# Given request
Select all lines with the string "Petal" in them, and copy those lines.

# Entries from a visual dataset
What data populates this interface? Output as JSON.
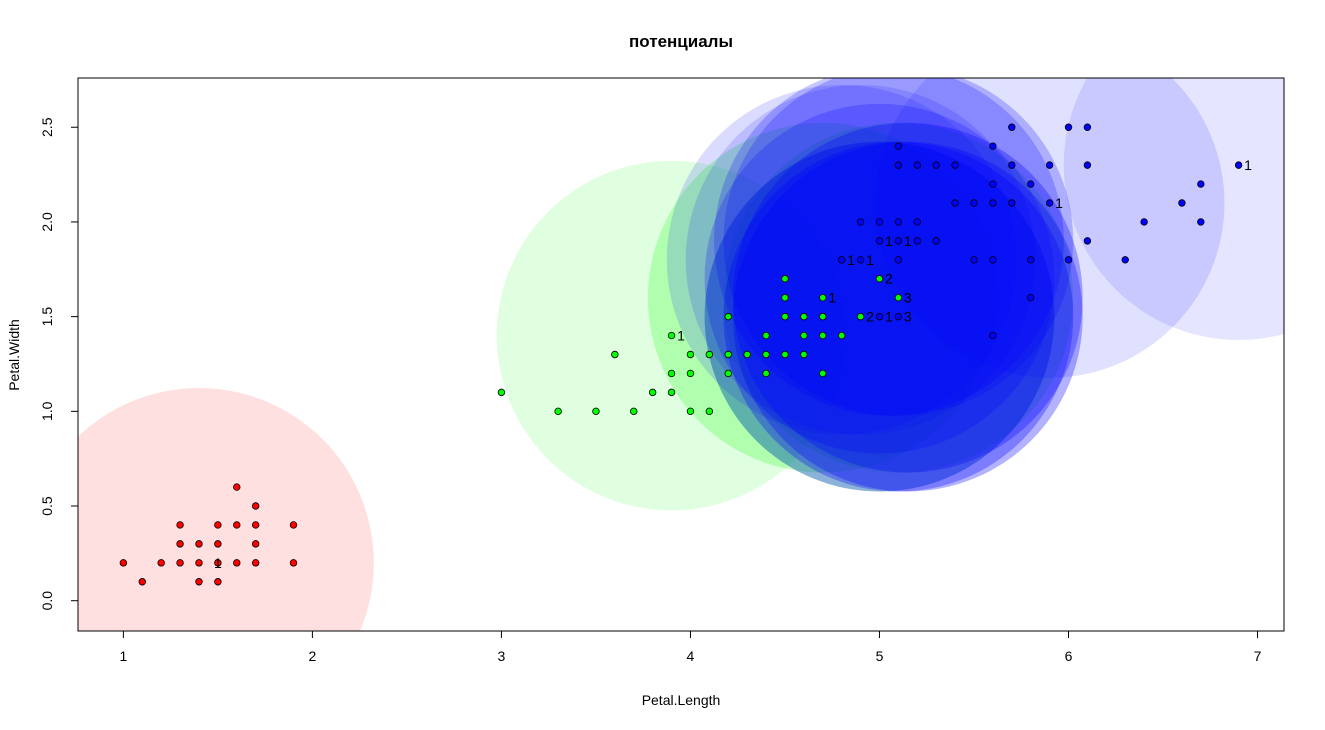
{
  "chart_data": {
    "type": "scatter",
    "title": "потенциалы",
    "xlabel": "Petal.Length",
    "ylabel": "Petal.Width",
    "xlim": [
      0.76,
      7.14
    ],
    "ylim": [
      -0.16,
      2.76
    ],
    "xticks": [
      "1",
      "2",
      "3",
      "4",
      "5",
      "6",
      "7"
    ],
    "xtick_values": [
      1,
      2,
      3,
      4,
      5,
      6,
      7
    ],
    "yticks": [
      "0.0",
      "0.5",
      "1.0",
      "1.5",
      "2.0",
      "2.5"
    ],
    "ytick_values": [
      0,
      0.5,
      1.0,
      1.5,
      2.0,
      2.5
    ],
    "grid": false,
    "legend": "none",
    "colors": {
      "setosa": "#ff0000",
      "versicolor": "#00ff00",
      "virginica": "#0000ff"
    },
    "series": [
      {
        "key": "setosa",
        "color": "#ff0000",
        "points": [
          [
            1.0,
            0.2
          ],
          [
            1.1,
            0.1
          ],
          [
            1.2,
            0.2
          ],
          [
            1.3,
            0.2
          ],
          [
            1.3,
            0.3
          ],
          [
            1.3,
            0.4
          ],
          [
            1.4,
            0.1
          ],
          [
            1.4,
            0.2
          ],
          [
            1.4,
            0.3
          ],
          [
            1.5,
            0.1
          ],
          [
            1.5,
            0.2
          ],
          [
            1.5,
            0.3
          ],
          [
            1.5,
            0.4
          ],
          [
            1.6,
            0.2
          ],
          [
            1.6,
            0.4
          ],
          [
            1.6,
            0.6
          ],
          [
            1.7,
            0.2
          ],
          [
            1.7,
            0.3
          ],
          [
            1.7,
            0.4
          ],
          [
            1.7,
            0.5
          ],
          [
            1.9,
            0.2
          ],
          [
            1.9,
            0.4
          ]
        ]
      },
      {
        "key": "versicolor",
        "color": "#00ff00",
        "points": [
          [
            3.0,
            1.1
          ],
          [
            3.3,
            1.0
          ],
          [
            3.5,
            1.0
          ],
          [
            3.6,
            1.3
          ],
          [
            3.7,
            1.0
          ],
          [
            3.8,
            1.1
          ],
          [
            3.9,
            1.1
          ],
          [
            3.9,
            1.2
          ],
          [
            3.9,
            1.4
          ],
          [
            4.0,
            1.0
          ],
          [
            4.0,
            1.2
          ],
          [
            4.0,
            1.3
          ],
          [
            4.1,
            1.0
          ],
          [
            4.1,
            1.3
          ],
          [
            4.2,
            1.2
          ],
          [
            4.2,
            1.3
          ],
          [
            4.2,
            1.5
          ],
          [
            4.3,
            1.3
          ],
          [
            4.4,
            1.2
          ],
          [
            4.4,
            1.3
          ],
          [
            4.4,
            1.4
          ],
          [
            4.5,
            1.3
          ],
          [
            4.5,
            1.5
          ],
          [
            4.5,
            1.6
          ],
          [
            4.5,
            1.7
          ],
          [
            4.6,
            1.3
          ],
          [
            4.6,
            1.4
          ],
          [
            4.6,
            1.5
          ],
          [
            4.7,
            1.2
          ],
          [
            4.7,
            1.4
          ],
          [
            4.7,
            1.5
          ],
          [
            4.7,
            1.6
          ],
          [
            4.8,
            1.4
          ],
          [
            4.8,
            1.8
          ],
          [
            4.9,
            1.5
          ],
          [
            5.0,
            1.7
          ],
          [
            5.1,
            1.6
          ]
        ]
      },
      {
        "key": "virginica",
        "color": "#0000ff",
        "points": [
          [
            4.8,
            1.8
          ],
          [
            4.9,
            1.8
          ],
          [
            4.9,
            2.0
          ],
          [
            5.0,
            1.5
          ],
          [
            5.0,
            1.9
          ],
          [
            5.0,
            2.0
          ],
          [
            5.1,
            1.5
          ],
          [
            5.1,
            1.8
          ],
          [
            5.1,
            1.9
          ],
          [
            5.1,
            2.0
          ],
          [
            5.1,
            2.3
          ],
          [
            5.1,
            2.4
          ],
          [
            5.2,
            1.9
          ],
          [
            5.2,
            2.0
          ],
          [
            5.2,
            2.3
          ],
          [
            5.3,
            1.9
          ],
          [
            5.3,
            2.3
          ],
          [
            5.4,
            2.1
          ],
          [
            5.4,
            2.3
          ],
          [
            5.5,
            1.8
          ],
          [
            5.5,
            2.1
          ],
          [
            5.6,
            1.4
          ],
          [
            5.6,
            1.8
          ],
          [
            5.6,
            2.1
          ],
          [
            5.6,
            2.2
          ],
          [
            5.6,
            2.4
          ],
          [
            5.7,
            2.1
          ],
          [
            5.7,
            2.3
          ],
          [
            5.7,
            2.5
          ],
          [
            5.8,
            1.6
          ],
          [
            5.8,
            1.8
          ],
          [
            5.8,
            2.2
          ],
          [
            5.9,
            2.1
          ],
          [
            5.9,
            2.3
          ],
          [
            6.0,
            1.8
          ],
          [
            6.0,
            2.5
          ],
          [
            6.1,
            1.9
          ],
          [
            6.1,
            2.3
          ],
          [
            6.1,
            2.5
          ],
          [
            6.3,
            1.8
          ],
          [
            6.4,
            2.0
          ],
          [
            6.6,
            2.1
          ],
          [
            6.7,
            2.0
          ],
          [
            6.7,
            2.2
          ],
          [
            6.9,
            2.3
          ]
        ]
      }
    ],
    "potentials": [
      {
        "x": 1.4,
        "y": 0.2,
        "r": 1.0,
        "color": "#ff0000",
        "alpha": 0.12
      },
      {
        "x": 3.9,
        "y": 1.4,
        "r": 1.0,
        "color": "#00ff00",
        "alpha": 0.12
      },
      {
        "x": 4.7,
        "y": 1.6,
        "r": 1.0,
        "color": "#00ff00",
        "alpha": 0.22
      },
      {
        "x": 5.0,
        "y": 1.5,
        "r": 1.0,
        "color": "#00ff00",
        "alpha": 0.22
      },
      {
        "x": 5.1,
        "y": 1.6,
        "r": 1.0,
        "color": "#00ff00",
        "alpha": 0.22
      },
      {
        "x": 4.8,
        "y": 1.8,
        "r": 1.0,
        "color": "#0000ff",
        "alpha": 0.14
      },
      {
        "x": 4.9,
        "y": 1.8,
        "r": 1.0,
        "color": "#0000ff",
        "alpha": 0.14
      },
      {
        "x": 5.0,
        "y": 1.5,
        "r": 1.0,
        "color": "#0000ff",
        "alpha": 0.3
      },
      {
        "x": 5.0,
        "y": 1.7,
        "r": 1.0,
        "color": "#0000ff",
        "alpha": 0.22
      },
      {
        "x": 5.1,
        "y": 1.5,
        "r": 1.0,
        "color": "#0000ff",
        "alpha": 0.3
      },
      {
        "x": 5.05,
        "y": 1.9,
        "r": 1.0,
        "color": "#0000ff",
        "alpha": 0.22
      },
      {
        "x": 5.1,
        "y": 1.9,
        "r": 1.0,
        "color": "#0000ff",
        "alpha": 0.22
      },
      {
        "x": 5.15,
        "y": 1.6,
        "r": 1.0,
        "color": "#0000ff",
        "alpha": 0.3
      },
      {
        "x": 5.15,
        "y": 1.5,
        "r": 1.0,
        "color": "#0000ff",
        "alpha": 0.3
      },
      {
        "x": 5.9,
        "y": 2.1,
        "r": 1.0,
        "color": "#0000ff",
        "alpha": 0.12
      },
      {
        "x": 6.9,
        "y": 2.3,
        "r": 1.0,
        "color": "#0000ff",
        "alpha": 0.1
      }
    ],
    "annotations": [
      {
        "x": 1.5,
        "y": 0.2,
        "text": "1"
      },
      {
        "x": 3.95,
        "y": 1.4,
        "text": "1"
      },
      {
        "x": 4.75,
        "y": 1.6,
        "text": "1"
      },
      {
        "x": 4.85,
        "y": 1.8,
        "text": "1"
      },
      {
        "x": 4.95,
        "y": 1.8,
        "text": "1"
      },
      {
        "x": 4.95,
        "y": 1.5,
        "text": "2"
      },
      {
        "x": 5.05,
        "y": 1.5,
        "text": "1"
      },
      {
        "x": 5.05,
        "y": 1.7,
        "text": "2"
      },
      {
        "x": 5.05,
        "y": 1.9,
        "text": "1"
      },
      {
        "x": 5.15,
        "y": 1.9,
        "text": "1"
      },
      {
        "x": 5.15,
        "y": 1.6,
        "text": "3"
      },
      {
        "x": 5.15,
        "y": 1.5,
        "text": "3"
      },
      {
        "x": 5.95,
        "y": 2.1,
        "text": "1"
      },
      {
        "x": 6.95,
        "y": 2.3,
        "text": "1"
      }
    ]
  }
}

# The output
    "xlabel": "Petal.Length",
    "ylabel": "Petal.Width",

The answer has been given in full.